• _The task_:
Print all the data, keeping every line exactly as it is.

Source data
◇ ◇ ◇ ◇
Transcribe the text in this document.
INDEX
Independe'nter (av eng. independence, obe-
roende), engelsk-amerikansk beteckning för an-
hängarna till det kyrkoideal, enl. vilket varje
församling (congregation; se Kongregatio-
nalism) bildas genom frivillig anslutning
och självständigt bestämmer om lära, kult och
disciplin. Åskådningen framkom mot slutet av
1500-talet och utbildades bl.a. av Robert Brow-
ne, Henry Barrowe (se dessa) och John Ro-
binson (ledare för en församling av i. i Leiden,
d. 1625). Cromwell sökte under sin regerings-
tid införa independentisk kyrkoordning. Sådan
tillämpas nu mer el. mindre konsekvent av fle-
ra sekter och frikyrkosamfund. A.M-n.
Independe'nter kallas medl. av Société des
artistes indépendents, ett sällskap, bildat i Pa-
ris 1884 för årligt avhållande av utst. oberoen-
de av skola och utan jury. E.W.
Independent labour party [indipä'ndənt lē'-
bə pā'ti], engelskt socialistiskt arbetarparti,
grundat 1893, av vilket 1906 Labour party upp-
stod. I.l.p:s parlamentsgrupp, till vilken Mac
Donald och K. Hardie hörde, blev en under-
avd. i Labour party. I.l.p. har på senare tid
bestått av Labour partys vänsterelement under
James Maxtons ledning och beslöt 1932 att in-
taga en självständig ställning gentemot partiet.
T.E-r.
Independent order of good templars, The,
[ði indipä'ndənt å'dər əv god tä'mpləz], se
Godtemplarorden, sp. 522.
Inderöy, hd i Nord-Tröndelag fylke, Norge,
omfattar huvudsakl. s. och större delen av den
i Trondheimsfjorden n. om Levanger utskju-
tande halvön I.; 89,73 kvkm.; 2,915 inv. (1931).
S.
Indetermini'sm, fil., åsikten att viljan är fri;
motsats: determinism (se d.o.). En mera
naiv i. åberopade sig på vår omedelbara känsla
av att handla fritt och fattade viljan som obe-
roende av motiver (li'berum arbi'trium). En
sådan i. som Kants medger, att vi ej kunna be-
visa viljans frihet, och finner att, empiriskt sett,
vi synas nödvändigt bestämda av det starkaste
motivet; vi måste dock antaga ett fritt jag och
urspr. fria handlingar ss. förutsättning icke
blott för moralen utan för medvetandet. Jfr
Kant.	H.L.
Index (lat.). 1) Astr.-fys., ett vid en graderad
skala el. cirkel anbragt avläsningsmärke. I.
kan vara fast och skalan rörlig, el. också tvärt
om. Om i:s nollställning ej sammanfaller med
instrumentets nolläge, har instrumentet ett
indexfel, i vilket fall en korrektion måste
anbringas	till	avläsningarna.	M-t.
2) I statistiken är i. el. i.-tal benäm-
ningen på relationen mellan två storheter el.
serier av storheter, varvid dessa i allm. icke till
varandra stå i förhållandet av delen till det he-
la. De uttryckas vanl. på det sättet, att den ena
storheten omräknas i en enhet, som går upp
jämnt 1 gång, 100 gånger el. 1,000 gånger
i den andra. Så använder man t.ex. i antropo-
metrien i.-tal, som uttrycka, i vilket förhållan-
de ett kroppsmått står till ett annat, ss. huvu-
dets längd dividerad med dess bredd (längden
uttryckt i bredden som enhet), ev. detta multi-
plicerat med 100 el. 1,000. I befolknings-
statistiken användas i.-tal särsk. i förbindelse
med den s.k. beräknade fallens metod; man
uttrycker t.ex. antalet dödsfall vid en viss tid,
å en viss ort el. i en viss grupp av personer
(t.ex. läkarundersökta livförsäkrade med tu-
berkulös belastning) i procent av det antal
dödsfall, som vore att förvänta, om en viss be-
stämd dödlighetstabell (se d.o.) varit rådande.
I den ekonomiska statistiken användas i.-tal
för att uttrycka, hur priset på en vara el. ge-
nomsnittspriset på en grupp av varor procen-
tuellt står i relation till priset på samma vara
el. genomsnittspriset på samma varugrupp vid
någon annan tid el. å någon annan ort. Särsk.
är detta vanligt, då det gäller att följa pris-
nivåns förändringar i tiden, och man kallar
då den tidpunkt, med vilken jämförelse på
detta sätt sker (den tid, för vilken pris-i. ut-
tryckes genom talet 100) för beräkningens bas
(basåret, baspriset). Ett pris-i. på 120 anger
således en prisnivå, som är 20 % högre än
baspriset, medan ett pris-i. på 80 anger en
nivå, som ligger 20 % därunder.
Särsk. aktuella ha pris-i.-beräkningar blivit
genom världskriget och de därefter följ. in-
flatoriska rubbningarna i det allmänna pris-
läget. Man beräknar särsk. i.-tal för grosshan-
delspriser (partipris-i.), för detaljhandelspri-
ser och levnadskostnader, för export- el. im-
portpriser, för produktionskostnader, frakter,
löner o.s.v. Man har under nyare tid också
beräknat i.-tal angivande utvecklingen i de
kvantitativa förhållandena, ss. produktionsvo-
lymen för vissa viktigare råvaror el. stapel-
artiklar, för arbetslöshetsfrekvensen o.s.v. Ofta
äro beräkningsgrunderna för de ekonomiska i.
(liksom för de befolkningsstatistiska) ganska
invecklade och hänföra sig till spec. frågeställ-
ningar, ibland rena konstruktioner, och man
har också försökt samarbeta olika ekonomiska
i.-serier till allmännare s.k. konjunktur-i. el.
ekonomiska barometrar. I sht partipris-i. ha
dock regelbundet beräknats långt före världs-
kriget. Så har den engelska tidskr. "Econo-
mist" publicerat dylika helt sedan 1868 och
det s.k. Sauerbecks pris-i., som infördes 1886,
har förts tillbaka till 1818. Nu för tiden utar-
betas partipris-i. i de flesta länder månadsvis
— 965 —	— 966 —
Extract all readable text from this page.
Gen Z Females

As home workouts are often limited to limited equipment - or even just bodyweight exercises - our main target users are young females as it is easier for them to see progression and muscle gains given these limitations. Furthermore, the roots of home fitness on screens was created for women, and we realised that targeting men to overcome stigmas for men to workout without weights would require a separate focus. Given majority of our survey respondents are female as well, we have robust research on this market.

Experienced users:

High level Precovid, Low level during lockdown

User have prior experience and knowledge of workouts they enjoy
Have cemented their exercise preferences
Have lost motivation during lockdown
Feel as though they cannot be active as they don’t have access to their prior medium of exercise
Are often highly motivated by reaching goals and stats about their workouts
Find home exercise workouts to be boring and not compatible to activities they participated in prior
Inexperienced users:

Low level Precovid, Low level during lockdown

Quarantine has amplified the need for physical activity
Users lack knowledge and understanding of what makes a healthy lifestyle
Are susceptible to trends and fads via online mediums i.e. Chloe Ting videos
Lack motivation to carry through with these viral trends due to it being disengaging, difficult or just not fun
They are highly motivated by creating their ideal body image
◇ ◇ ◇ ◇
• _Answer box_:
Transcribe the text in this document.
INDEX
Independe'nter (av eng. independence, obe-
roende), engelsk-amerikansk beteckning för an-
hängarna till det kyrkoideal, enl. vilket varje
församling (congregation; se Kongregatio-
nalism) bildas genom frivillig anslutning
och självständigt bestämmer om lära, kult och
disciplin. Åskådningen framkom mot slutet av
1500-talet och utbildades bl.a. av Robert Brow-
ne, Henry Barrowe (se dessa) och John Ro-
binson (ledare för en församling av i. i Leiden,
d. 1625). Cromwell sökte under sin regerings-
tid införa independentisk kyrkoordning. Sådan
tillämpas nu mer el. mindre konsekvent av fle-
ra sekter och frikyrkosamfund. A.M-n.
Independe'nter kallas medl. av Société des
artistes indépendents, ett sällskap, bildat i Pa-
ris 1884 för årligt avhållande av utst. oberoen-
de av skola och utan jury. E.W.
Independent labour party [indipä'ndənt lē'-
bə pā'ti], engelskt socialistiskt arbetarparti,
grundat 1893, av vilket 1906 Labour party upp-
stod. I.l.p:s parlamentsgrupp, till vilken Mac
Donald och K. Hardie hörde, blev en under-
avd. i Labour party. I.l.p. har på senare tid
bestått av Labour partys vänsterelement under
James Maxtons ledning och beslöt 1932 att in-
taga en självständig ställning gentemot partiet.
T.E-r.
Independent order of good templars, The,
[ði indipä'ndənt å'dər əv god tä'mpləz], se
Godtemplarorden, sp. 522.
Inderöy, hd i Nord-Tröndelag fylke, Norge,
omfattar huvudsakl. s. och större delen av den
i Trondheimsfjorden n. om Levanger utskju-
tande halvön I.; 89,73 kvkm.; 2,915 inv. (1931).
S.
Indetermini'sm, fil., åsikten att viljan är fri;
motsats: determinism (se d.o.). En mera
naiv i. åberopade sig på vår omedelbara känsla
av att handla fritt och fattade viljan som obe-
roende av motiver (li'berum arbi'trium). En
sådan i. som Kants medger, att vi ej kunna be-
visa viljans frihet, och finner att, empiriskt sett,
vi synas nödvändigt bestämda av det starkaste
motivet; vi måste dock antaga ett fritt jag och
urspr. fria handlingar ss. förutsättning icke
blott för moralen utan för medvetandet. Jfr
Kant.	H.L.
Index (lat.). 1) Astr.-fys., ett vid en graderad
skala el. cirkel anbragt avläsningsmärke. I.
kan vara fast och skalan rörlig, el. också tvärt
om. Om i:s nollställning ej sammanfaller med
instrumentets nolläge, har instrumentet ett
indexfel, i vilket fall en korrektion måste
anbringas	till	avläsningarna.	M-t.
2) I statistiken är i. el. i.-tal benäm-
ningen på relationen mellan två storheter el.
serier av storheter, varvid dessa i allm. icke till
varandra stå i förhållandet av delen till det he-
la. De uttryckas vanl. på det sättet, att den ena
storheten omräknas i en enhet, som går upp
jämnt 1 gång, 100 gånger el. 1,000 gånger
i den andra. Så använder man t.ex. i antropo-
metrien i.-tal, som uttrycka, i vilket förhållan-
de ett kroppsmått står till ett annat, ss. huvu-
dets längd dividerad med dess bredd (längden
uttryckt i bredden som enhet), ev. detta multi-
plicerat med 100 el. 1,000. I befolknings-
statistiken användas i.-tal särsk. i förbindelse
med den s.k. beräknade fallens metod; man
uttrycker t.ex. antalet dödsfall vid en viss tid,
å en viss ort el. i en viss grupp av personer
(t.ex. läkarundersökta livförsäkrade med tu-
berkulös belastning) i procent av det antal
dödsfall, som vore att förvänta, om en viss be-
stämd dödlighetstabell (se d.o.) varit rådande.
I den ekonomiska statistiken användas i.-tal
för att uttrycka, hur priset på en vara el. ge-
nomsnittspriset på en grupp av varor procen-
tuellt står i relation till priset på samma vara
el. genomsnittspriset på samma varugrupp vid
någon annan tid el. å någon annan ort. Särsk.
är detta vanligt, då det gäller att följa pris-
nivåns förändringar i tiden, och man kallar
då den tidpunkt, med vilken jämförelse på
detta sätt sker (den tid, för vilken pris-i. ut-
tryckes genom talet 100) för beräkningens bas
(basåret, baspriset). Ett pris-i. på 120 anger
således en prisnivå, som är 20 % högre än
baspriset, medan ett pris-i. på 80 anger en
nivå, som ligger 20 % därunder.
Särsk. aktuella ha pris-i.-beräkningar blivit
genom världskriget och de därefter följ. in-
flatoriska rubbningarna i det allmänna pris-
läget. Man beräknar särsk. i.-tal för grosshan-
delspriser (partipris-i.), för detaljhandelspri-
ser och levnadskostnader, för export- el. im-
portpriser, för produktionskostnader, frakter,
löner o.s.v. Man har under nyare tid också
beräknat i.-tal angivande utvecklingen i de
kvantitativa förhållandena, ss. produktionsvo-
lymen för vissa viktigare råvaror el. stapel-
artiklar, för arbetslöshetsfrekvensen o.s.v. Ofta
äro beräkningsgrunderna för de ekonomiska i.
(liksom för de befolkningsstatistiska) ganska
invecklade och hänföra sig till spec. frågeställ-
ningar, ibland rena konstruktioner, och man
har också försökt samarbeta olika ekonomiska
i.-serier till allmännare s.k. konjunktur-i. el.
ekonomiska barometrar. I sht partipris-i. ha
dock regelbundet beräknats långt före världs-
kriget. Så har den engelska tidskr. "Econo-
mist" publicerat dylika helt sedan 1868 och
det s.k. Sauerbecks pris-i., som infördes 1886,
har förts tillbaka till 1818. Nu för tiden utar-
betas partipris-i. i de flesta länder månadsvis
— 965 —	— 966 —
Extract all readable text from this page.
Gen Z Females

As home workouts are often limited to limited equipment - or even just bodyweight exercises - our main target users are young females as it is easier for them to see progression and muscle gains given these limitations. Furthermore, the roots of home fitness on screens was created for women, and we realised that targeting men to overcome stigmas for men to workout without weights would require a separate focus. Given majority of our survey respondents are female as well, we have robust research on this market.

Experienced users:

High level Precovid, Low level during lockdown

User have prior experience and knowledge of workouts they enjoy
Have cemented their exercise preferences
Have lost motivation during lockdown
Feel as though they cannot be active as they don’t have access to their prior medium of exercise
Are often highly motivated by reaching goals and stats about their workouts
Find home exercise workouts to be boring and not compatible to activities they participated in prior
Inexperienced users:

Low level Precovid, Low level during lockdown

Quarantine has amplified the need for physical activity
Users lack knowledge and understanding of what makes a healthy lifestyle
Are susceptible to trends and fads via online mediums i.e. Chloe Ting videos
Lack motivation to carry through with these viral trends due to it being disengaging, difficult or just not fun
They are highly motivated by creating their ideal body image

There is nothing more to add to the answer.